The data —
--- START ---
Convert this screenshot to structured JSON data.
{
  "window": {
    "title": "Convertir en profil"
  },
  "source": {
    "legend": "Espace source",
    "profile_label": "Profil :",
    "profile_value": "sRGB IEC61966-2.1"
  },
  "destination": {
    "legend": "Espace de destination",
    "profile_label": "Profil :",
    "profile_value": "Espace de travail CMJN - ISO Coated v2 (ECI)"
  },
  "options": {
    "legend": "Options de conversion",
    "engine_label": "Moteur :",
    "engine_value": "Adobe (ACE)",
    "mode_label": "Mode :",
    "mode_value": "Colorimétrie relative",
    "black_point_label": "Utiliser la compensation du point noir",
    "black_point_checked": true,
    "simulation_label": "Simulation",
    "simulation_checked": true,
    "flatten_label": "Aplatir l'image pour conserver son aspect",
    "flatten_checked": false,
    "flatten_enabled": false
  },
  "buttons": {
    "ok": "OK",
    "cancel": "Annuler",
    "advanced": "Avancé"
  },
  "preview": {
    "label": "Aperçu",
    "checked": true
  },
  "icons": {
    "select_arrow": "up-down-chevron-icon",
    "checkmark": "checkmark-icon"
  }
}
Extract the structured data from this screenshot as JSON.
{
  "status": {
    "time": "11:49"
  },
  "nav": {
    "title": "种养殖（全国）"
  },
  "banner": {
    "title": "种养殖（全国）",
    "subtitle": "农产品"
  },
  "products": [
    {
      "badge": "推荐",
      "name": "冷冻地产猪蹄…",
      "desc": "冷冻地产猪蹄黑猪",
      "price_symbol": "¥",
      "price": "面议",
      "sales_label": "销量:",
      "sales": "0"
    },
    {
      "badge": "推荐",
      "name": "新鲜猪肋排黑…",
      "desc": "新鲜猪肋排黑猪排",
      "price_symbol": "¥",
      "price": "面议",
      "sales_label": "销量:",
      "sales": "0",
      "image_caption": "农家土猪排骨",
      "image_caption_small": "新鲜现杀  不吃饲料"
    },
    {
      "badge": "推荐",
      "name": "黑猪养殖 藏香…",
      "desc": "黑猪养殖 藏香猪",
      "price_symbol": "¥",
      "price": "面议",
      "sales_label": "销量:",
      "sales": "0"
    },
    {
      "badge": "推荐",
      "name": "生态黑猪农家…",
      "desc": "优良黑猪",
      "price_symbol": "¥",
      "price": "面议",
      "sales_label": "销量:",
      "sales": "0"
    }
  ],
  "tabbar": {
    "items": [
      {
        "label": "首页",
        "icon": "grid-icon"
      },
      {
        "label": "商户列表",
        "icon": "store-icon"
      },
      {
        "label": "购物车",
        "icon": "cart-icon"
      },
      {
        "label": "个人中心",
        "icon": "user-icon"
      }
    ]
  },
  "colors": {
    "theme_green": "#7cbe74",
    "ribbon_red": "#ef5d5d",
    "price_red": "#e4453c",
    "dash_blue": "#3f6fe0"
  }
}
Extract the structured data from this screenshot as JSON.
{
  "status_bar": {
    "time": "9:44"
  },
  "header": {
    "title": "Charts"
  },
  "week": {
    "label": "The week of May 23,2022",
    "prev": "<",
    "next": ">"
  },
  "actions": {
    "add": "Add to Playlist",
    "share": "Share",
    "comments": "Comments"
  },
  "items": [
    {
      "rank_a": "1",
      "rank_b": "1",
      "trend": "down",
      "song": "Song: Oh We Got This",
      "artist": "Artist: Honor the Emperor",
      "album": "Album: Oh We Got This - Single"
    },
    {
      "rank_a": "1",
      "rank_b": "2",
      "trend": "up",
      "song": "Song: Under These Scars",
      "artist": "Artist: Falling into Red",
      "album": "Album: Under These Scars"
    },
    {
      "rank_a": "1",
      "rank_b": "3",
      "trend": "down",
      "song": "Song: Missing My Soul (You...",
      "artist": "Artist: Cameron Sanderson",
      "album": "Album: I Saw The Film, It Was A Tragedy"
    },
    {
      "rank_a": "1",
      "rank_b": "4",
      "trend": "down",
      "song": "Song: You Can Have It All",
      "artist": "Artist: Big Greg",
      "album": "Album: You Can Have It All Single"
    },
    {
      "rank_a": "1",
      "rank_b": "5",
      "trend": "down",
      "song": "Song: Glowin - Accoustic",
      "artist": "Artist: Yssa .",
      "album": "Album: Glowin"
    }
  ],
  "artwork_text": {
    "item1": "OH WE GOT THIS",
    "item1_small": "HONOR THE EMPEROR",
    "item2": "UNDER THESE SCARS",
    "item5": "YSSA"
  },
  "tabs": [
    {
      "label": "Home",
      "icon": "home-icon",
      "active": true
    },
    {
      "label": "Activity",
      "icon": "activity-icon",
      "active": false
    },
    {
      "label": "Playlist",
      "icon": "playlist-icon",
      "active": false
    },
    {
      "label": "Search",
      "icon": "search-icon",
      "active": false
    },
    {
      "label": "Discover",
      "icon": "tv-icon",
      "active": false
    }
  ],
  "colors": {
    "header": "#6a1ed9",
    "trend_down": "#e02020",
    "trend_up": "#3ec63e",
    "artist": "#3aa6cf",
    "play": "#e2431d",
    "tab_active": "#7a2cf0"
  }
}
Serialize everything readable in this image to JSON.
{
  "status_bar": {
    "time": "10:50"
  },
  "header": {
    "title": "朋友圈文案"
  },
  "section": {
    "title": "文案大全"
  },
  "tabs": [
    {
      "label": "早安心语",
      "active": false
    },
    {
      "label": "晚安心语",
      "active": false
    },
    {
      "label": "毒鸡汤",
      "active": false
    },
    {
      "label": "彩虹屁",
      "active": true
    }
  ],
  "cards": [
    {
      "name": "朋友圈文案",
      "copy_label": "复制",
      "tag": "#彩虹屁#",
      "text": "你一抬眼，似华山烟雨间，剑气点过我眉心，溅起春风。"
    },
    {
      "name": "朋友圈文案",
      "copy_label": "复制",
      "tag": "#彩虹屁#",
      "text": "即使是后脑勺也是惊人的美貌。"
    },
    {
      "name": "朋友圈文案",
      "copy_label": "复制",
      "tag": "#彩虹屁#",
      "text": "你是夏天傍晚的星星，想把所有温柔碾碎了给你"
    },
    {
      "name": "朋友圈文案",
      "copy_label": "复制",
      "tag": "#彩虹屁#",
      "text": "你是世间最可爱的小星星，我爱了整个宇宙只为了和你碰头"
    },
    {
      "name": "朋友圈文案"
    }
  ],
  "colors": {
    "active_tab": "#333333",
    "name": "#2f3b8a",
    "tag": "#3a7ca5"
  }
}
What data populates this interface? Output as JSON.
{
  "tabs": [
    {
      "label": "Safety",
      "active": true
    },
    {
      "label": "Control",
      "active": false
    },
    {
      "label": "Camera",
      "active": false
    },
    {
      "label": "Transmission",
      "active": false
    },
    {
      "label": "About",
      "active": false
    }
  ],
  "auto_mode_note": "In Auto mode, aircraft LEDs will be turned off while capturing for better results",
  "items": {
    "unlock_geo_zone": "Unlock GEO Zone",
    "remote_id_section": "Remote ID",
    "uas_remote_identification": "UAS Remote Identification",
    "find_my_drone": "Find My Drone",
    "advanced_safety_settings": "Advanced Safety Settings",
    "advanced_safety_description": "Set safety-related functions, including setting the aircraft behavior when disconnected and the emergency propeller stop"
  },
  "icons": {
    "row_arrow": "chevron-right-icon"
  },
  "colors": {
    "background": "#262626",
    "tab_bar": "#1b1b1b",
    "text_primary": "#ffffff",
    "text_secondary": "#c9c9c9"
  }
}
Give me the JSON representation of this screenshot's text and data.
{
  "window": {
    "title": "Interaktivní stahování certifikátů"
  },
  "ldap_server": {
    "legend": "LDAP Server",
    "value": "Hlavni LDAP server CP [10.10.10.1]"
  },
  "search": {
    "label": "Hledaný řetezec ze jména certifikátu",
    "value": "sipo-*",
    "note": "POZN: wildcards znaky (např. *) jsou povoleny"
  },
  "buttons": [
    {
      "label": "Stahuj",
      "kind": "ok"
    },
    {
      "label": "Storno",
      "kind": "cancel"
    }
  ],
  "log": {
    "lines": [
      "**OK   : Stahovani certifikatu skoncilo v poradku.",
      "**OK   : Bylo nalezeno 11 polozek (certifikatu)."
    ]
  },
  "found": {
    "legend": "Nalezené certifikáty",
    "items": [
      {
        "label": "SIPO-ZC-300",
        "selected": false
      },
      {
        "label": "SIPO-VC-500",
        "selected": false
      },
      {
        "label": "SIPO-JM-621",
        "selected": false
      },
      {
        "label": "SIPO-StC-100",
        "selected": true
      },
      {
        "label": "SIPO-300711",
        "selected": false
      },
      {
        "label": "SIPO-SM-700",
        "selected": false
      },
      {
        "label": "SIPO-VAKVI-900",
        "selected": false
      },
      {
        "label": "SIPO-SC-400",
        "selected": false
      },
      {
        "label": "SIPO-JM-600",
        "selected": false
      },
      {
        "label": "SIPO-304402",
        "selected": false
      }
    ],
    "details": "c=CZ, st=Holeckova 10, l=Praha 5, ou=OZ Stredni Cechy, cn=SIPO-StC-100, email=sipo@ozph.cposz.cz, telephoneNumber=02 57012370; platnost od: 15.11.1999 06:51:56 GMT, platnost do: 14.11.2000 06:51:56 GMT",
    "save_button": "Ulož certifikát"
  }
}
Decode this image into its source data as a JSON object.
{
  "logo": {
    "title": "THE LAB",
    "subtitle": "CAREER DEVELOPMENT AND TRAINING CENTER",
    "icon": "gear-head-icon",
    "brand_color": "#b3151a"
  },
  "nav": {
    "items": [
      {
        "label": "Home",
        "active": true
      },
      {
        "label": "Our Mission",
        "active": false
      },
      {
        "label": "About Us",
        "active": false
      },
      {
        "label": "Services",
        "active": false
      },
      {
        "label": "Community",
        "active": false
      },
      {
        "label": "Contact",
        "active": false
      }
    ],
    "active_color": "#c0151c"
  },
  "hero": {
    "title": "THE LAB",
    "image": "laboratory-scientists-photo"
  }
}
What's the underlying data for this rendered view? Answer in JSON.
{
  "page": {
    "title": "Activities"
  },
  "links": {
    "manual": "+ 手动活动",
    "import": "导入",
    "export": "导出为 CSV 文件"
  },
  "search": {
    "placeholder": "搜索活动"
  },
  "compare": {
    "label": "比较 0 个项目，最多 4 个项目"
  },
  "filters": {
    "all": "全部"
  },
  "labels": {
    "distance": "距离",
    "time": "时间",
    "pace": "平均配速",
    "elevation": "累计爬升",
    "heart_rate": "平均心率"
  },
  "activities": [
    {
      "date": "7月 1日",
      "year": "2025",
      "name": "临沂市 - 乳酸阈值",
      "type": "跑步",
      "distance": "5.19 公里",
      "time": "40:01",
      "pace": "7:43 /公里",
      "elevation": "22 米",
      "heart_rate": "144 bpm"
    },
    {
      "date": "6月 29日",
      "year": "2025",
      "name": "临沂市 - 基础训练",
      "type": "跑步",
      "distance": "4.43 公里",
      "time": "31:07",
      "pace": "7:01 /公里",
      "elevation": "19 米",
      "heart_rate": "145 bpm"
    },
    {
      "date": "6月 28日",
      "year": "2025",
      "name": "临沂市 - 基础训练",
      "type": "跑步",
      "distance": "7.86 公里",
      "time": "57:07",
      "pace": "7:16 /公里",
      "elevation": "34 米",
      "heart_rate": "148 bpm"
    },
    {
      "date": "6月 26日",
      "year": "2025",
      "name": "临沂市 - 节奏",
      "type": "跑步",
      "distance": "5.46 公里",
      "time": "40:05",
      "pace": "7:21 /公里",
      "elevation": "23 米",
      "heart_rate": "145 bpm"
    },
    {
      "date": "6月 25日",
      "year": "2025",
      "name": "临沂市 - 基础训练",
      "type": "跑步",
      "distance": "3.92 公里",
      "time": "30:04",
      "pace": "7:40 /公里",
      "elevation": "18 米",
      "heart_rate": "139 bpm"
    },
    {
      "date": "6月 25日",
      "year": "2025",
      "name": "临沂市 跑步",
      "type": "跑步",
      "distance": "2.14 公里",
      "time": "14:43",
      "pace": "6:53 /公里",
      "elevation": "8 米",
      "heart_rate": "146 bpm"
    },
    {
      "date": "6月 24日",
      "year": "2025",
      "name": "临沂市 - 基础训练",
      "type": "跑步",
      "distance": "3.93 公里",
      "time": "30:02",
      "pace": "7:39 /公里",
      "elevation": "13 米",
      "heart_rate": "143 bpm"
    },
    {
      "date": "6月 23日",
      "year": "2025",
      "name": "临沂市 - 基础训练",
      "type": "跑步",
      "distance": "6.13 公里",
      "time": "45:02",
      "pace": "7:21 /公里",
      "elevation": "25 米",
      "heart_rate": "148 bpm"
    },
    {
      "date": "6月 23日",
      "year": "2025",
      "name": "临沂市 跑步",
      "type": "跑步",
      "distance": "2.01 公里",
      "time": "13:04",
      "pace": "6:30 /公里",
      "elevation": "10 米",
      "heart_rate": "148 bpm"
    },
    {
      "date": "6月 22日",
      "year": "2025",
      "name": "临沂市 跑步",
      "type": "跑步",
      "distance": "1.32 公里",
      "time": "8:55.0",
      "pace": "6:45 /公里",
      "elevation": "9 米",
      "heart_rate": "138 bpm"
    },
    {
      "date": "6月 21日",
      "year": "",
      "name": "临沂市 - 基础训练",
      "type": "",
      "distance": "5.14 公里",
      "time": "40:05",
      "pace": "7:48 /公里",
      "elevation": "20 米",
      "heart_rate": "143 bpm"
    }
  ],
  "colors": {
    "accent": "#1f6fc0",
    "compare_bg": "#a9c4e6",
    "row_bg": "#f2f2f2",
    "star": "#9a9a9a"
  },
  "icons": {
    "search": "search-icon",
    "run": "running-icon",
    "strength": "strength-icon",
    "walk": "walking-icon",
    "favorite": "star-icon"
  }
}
--- END ---
In the records above, locate each line with the word "artist". Copy all such lines.

      "artist": "Artist: Honor the Emperor",
      "artist": "Artist: Falling into Red",
      "artist": "Artist: Cameron Sanderson",
      "artist": "Artist: Big Greg",
      "artist": "Artist: Yssa .",
    "artist": "#3aa6cf",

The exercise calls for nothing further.